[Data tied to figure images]
- - -

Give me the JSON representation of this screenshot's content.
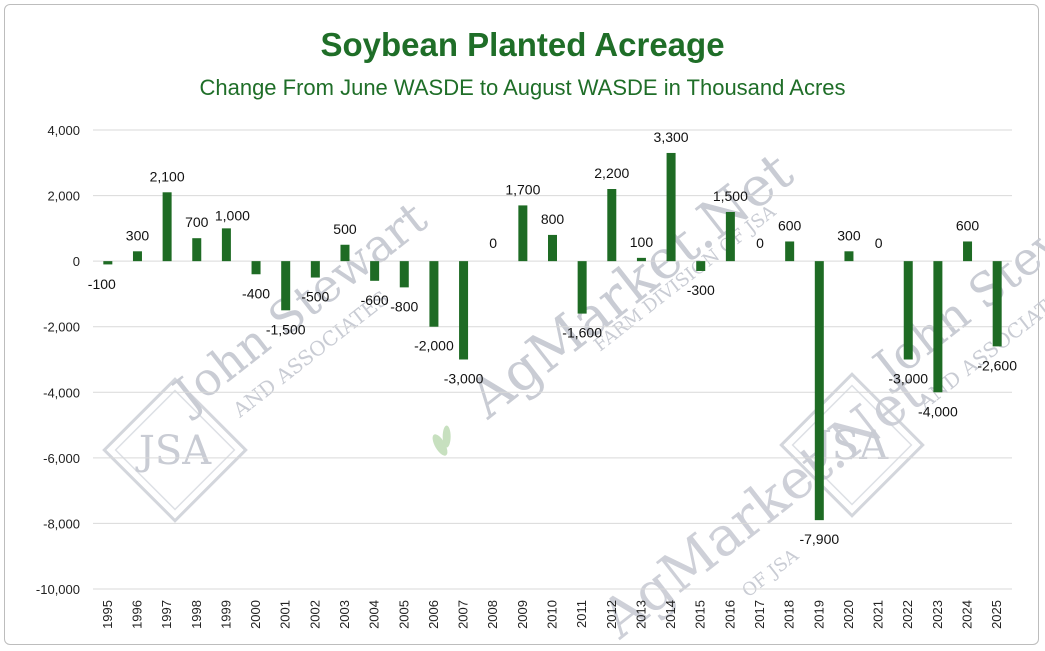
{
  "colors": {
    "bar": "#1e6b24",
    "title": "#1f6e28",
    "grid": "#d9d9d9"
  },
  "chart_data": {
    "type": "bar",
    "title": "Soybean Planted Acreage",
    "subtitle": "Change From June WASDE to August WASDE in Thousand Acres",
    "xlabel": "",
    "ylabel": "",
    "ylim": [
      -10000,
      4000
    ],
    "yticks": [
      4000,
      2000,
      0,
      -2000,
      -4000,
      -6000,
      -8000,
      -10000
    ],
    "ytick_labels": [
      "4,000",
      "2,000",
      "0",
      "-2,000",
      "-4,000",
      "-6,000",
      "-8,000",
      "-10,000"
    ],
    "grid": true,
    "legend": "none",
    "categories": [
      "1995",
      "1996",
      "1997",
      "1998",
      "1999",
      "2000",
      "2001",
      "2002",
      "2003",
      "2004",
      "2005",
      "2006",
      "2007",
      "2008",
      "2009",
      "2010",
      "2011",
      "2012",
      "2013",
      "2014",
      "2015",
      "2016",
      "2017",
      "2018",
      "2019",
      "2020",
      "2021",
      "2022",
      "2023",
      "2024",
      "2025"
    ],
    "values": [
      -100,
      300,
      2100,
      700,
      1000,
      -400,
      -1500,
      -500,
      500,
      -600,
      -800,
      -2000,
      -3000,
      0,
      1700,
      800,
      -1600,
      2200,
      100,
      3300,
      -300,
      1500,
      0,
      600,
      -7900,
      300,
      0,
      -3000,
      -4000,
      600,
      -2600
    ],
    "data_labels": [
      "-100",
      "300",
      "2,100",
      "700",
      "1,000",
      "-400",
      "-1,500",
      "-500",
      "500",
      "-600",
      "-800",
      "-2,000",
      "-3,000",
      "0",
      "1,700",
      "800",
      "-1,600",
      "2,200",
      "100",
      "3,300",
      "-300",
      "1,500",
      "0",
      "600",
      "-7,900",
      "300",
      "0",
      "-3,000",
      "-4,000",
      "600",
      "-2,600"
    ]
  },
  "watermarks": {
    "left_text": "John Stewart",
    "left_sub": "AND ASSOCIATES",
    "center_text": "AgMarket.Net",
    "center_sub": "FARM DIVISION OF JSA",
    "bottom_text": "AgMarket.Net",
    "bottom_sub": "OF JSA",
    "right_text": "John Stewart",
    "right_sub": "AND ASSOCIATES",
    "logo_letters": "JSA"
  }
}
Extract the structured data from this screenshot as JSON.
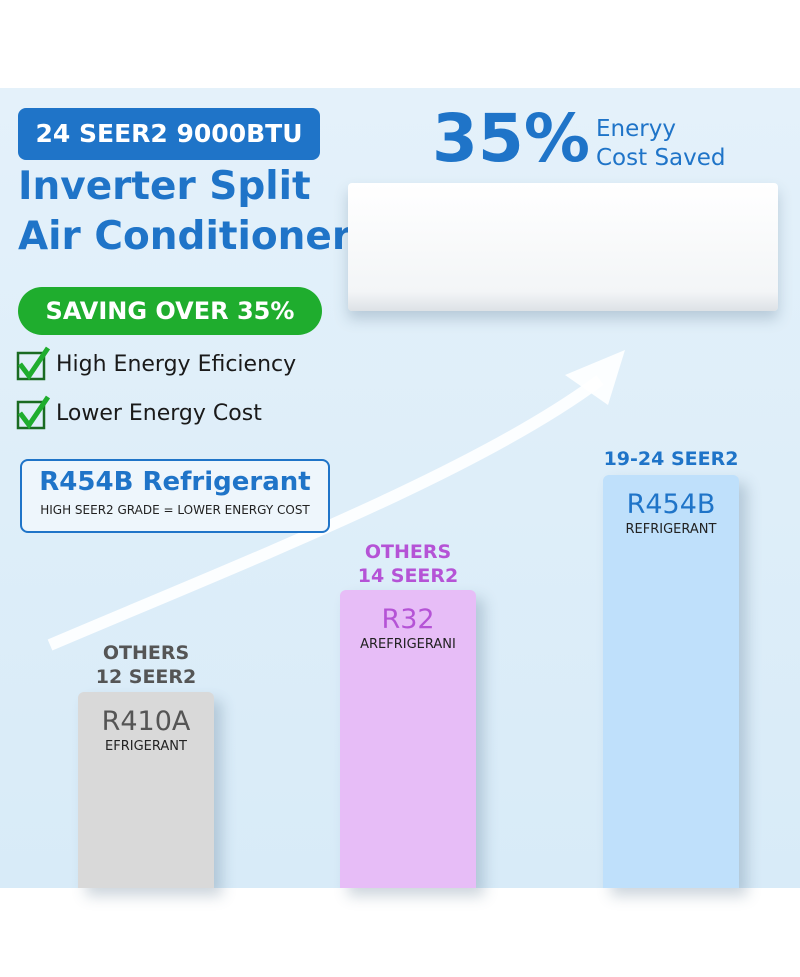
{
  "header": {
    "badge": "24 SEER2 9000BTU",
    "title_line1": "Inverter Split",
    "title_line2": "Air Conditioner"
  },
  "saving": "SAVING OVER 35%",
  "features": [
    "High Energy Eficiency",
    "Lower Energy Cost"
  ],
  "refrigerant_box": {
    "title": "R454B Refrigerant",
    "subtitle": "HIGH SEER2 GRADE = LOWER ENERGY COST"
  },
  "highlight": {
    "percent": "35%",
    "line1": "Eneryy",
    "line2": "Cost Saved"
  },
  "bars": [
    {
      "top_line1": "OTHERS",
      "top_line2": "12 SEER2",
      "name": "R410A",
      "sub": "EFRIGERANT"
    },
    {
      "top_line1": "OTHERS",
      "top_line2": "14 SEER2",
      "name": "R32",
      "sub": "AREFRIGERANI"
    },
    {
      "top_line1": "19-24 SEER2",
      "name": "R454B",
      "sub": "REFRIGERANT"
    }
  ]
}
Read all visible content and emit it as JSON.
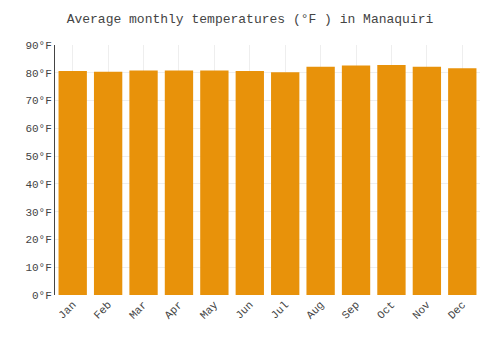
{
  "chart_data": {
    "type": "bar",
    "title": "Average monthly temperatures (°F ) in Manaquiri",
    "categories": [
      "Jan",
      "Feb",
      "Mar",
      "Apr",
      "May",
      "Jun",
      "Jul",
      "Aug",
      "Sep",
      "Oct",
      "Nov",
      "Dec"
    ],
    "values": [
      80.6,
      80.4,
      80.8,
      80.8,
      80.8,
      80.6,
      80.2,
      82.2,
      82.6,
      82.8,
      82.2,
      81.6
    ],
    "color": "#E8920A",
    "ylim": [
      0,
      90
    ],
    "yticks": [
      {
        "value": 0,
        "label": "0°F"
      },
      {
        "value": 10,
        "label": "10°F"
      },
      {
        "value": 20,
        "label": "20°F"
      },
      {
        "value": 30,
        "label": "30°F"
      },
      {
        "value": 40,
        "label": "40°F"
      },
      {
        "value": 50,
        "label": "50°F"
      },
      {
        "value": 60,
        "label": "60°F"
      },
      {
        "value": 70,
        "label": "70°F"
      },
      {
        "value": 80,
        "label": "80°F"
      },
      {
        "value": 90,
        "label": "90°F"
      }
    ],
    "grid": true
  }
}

- - -

TASK PROMPT
Filter the entries above down to the lines containing the word "John".

TASK ANSWER
    "left_text": "John Stewart",
    "right_text": "John Stewart",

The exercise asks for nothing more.